**Exercise**
Without the pictures, repeat the listing character for character.

**Input for this task**
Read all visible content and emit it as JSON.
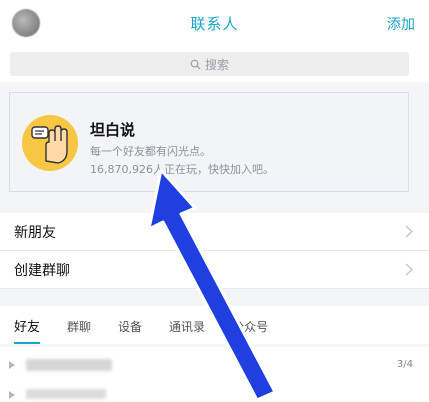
{
  "header": {
    "title": "联系人",
    "add_label": "添加"
  },
  "search": {
    "placeholder": "搜索"
  },
  "banner": {
    "title": "坦白说",
    "subtitle": "每一个好友都有闪光点。",
    "count_text": "16,870,926人正在玩，快快加入吧。"
  },
  "list": {
    "items": [
      {
        "label": "新朋友"
      },
      {
        "label": "创建群聊"
      }
    ]
  },
  "tabs": [
    {
      "label": "好友",
      "active": true
    },
    {
      "label": "群聊"
    },
    {
      "label": "设备"
    },
    {
      "label": "通讯录"
    },
    {
      "label": "公众号"
    }
  ],
  "group": {
    "count": "3/4"
  },
  "colors": {
    "accent": "#1aa6c8",
    "arrow": "#1f3fe0",
    "banner_icon": "#f7c744"
  },
  "icons": {
    "search": "search-icon",
    "chevron": "chevron-right-icon",
    "banner": "hand-speech-icon"
  }
}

**The output**
Read all visible content and emit it as JSON.
{
  "header": {
    "title": "联系人",
    "add_label": "添加"
  },
  "search": {
    "placeholder": "搜索"
  },
  "banner": {
    "title": "坦白说",
    "subtitle": "每一个好友都有闪光点。",
    "count_text": "16,870,926人正在玩，快快加入吧。"
  },
  "list": {
    "items": [
      {
        "label": "新朋友"
      },
      {
        "label": "创建群聊"
      }
    ]
  },
  "tabs": [
    {
      "label": "好友",
      "active": true
    },
    {
      "label": "群聊"
    },
    {
      "label": "设备"
    },
    {
      "label": "通讯录"
    },
    {
      "label": "公众号"
    }
  ],
  "group": {
    "count": "3/4"
  },
  "colors": {
    "accent": "#1aa6c8",
    "arrow": "#1f3fe0",
    "banner_icon": "#f7c744"
  },
  "icons": {
    "search": "search-icon",
    "chevron": "chevron-right-icon",
    "banner": "hand-speech-icon"
  }
}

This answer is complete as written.